--- start of DATA LISTING ---

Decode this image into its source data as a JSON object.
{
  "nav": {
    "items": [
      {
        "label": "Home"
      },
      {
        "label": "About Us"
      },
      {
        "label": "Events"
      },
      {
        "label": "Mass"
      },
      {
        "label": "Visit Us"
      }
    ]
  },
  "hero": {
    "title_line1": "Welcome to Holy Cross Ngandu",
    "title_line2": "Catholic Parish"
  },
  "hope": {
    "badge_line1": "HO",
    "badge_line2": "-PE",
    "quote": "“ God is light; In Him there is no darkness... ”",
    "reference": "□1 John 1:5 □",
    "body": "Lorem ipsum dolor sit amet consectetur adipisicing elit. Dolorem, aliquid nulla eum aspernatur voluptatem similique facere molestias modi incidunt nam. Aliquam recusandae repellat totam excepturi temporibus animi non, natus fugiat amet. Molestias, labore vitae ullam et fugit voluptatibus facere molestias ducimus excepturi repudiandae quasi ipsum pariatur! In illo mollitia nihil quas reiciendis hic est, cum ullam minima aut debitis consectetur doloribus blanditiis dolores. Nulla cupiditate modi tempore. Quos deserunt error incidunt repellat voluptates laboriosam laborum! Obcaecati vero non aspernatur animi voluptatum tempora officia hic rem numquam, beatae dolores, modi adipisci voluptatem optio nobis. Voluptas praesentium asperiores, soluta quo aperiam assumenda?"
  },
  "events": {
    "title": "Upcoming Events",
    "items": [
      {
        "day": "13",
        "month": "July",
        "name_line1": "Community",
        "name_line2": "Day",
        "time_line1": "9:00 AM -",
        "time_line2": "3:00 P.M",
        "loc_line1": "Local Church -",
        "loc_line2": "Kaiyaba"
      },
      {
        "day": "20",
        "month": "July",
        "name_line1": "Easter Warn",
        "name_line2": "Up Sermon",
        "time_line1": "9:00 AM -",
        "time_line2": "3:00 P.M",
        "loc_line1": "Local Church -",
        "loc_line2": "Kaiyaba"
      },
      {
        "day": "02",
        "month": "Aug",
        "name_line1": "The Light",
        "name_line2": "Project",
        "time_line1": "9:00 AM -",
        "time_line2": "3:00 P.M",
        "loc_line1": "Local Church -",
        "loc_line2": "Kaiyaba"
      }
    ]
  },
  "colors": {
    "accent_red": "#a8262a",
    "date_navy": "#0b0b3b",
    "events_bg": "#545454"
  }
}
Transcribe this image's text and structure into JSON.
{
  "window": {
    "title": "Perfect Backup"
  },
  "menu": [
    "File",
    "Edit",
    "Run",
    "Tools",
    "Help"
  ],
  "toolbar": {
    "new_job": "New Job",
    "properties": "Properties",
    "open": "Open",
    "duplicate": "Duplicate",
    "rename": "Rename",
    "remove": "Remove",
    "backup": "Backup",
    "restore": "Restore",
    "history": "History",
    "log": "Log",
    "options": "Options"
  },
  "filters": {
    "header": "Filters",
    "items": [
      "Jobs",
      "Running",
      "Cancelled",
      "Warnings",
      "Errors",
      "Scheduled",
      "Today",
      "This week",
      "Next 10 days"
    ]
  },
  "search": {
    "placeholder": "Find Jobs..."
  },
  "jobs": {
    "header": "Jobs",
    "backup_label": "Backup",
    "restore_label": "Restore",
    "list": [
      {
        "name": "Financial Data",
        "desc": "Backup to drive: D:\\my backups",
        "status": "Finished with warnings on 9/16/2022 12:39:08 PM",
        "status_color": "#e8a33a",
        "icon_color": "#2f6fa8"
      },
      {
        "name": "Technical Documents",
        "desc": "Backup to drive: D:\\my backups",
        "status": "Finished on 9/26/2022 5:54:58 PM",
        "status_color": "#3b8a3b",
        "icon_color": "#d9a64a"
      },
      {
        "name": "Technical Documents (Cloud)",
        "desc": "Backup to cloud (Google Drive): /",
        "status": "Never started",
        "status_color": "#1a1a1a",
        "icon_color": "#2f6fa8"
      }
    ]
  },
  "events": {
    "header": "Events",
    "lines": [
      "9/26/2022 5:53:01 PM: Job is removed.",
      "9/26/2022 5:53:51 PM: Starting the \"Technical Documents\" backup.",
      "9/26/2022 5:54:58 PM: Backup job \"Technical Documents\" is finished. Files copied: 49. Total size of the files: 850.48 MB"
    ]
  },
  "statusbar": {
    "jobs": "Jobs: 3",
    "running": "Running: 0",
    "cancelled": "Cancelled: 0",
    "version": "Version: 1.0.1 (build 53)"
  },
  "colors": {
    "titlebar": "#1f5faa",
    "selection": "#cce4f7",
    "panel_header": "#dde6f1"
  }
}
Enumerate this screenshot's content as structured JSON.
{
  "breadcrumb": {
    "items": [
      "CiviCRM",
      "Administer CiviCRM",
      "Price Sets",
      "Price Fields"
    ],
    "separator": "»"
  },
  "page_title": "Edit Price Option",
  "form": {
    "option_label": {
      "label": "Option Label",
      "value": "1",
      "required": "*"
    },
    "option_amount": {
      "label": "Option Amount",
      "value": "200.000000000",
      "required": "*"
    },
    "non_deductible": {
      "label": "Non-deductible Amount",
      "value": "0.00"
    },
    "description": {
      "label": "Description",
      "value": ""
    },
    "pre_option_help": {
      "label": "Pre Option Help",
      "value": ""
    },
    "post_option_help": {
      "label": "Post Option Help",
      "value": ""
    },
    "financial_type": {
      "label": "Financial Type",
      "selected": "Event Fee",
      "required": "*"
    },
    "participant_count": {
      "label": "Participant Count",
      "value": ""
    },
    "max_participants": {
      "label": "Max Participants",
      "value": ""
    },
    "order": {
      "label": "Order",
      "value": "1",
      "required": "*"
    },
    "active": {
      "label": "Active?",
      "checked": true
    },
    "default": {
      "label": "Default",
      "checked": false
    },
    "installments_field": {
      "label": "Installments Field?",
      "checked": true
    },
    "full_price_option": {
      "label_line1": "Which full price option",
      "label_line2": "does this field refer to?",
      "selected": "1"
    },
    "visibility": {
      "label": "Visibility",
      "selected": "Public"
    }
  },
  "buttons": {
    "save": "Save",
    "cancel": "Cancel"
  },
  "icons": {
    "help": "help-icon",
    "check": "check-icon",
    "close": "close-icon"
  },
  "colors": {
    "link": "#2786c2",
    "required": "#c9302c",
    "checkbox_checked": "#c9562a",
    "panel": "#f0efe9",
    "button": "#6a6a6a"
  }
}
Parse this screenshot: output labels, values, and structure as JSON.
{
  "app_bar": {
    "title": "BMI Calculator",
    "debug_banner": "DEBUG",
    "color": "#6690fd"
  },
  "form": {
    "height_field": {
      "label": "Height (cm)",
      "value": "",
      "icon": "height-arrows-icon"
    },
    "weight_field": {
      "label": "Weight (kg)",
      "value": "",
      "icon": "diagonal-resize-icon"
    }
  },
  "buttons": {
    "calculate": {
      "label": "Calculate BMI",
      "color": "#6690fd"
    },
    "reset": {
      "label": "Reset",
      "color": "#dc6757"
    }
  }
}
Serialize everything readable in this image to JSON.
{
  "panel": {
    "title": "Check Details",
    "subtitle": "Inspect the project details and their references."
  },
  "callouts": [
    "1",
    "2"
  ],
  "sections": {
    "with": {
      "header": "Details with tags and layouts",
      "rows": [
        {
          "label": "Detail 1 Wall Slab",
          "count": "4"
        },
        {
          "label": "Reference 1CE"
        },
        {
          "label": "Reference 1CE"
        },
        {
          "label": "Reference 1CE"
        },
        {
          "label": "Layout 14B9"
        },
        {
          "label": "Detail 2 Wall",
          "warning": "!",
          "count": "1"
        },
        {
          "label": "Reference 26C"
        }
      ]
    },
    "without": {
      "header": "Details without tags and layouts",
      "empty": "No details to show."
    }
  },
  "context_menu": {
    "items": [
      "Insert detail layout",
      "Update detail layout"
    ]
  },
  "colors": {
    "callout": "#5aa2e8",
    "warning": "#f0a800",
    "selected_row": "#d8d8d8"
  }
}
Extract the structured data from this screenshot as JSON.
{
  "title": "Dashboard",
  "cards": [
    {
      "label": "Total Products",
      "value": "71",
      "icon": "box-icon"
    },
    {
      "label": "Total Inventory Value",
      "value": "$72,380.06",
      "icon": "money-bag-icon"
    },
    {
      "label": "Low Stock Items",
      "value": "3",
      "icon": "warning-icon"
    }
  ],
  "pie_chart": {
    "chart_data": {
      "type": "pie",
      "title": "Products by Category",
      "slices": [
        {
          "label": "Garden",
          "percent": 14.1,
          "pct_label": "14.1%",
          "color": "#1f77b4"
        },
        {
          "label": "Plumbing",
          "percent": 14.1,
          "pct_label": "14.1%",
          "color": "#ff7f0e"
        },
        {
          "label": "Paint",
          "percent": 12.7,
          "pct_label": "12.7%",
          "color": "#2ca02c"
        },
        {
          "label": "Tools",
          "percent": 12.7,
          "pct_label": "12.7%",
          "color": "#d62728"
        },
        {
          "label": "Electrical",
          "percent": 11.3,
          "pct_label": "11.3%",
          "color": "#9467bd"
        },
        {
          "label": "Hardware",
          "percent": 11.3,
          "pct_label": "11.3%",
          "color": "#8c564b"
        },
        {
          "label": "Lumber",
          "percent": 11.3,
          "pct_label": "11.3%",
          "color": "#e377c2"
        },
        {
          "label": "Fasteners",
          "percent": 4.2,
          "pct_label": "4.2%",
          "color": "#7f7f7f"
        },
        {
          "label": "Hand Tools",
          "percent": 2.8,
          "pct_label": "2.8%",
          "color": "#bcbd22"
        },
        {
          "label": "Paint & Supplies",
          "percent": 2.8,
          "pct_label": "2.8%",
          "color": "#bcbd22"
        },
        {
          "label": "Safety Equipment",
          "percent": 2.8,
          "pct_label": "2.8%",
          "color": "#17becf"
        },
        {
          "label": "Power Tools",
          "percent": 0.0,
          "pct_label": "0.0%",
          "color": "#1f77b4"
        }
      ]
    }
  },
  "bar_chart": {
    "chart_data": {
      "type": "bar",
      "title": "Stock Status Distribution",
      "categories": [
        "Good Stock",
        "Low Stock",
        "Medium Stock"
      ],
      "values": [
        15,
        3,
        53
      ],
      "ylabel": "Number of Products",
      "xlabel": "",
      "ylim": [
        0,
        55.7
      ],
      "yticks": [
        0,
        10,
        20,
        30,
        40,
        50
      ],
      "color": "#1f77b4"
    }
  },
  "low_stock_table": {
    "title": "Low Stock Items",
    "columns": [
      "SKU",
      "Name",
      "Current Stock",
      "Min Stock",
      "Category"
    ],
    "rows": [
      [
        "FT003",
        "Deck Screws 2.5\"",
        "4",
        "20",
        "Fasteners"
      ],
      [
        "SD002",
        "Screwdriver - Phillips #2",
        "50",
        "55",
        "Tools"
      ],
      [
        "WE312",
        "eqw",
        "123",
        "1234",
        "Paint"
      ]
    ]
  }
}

--- end of DATA LISTING ---

» **WRITTEN EXERCISE**
Extract every line of the records above that contains the word "layouts".

» **SOLUTION TO THIS EXERCISE**
      "header": "Details with tags and layouts",
      "header": "Details without tags and layouts",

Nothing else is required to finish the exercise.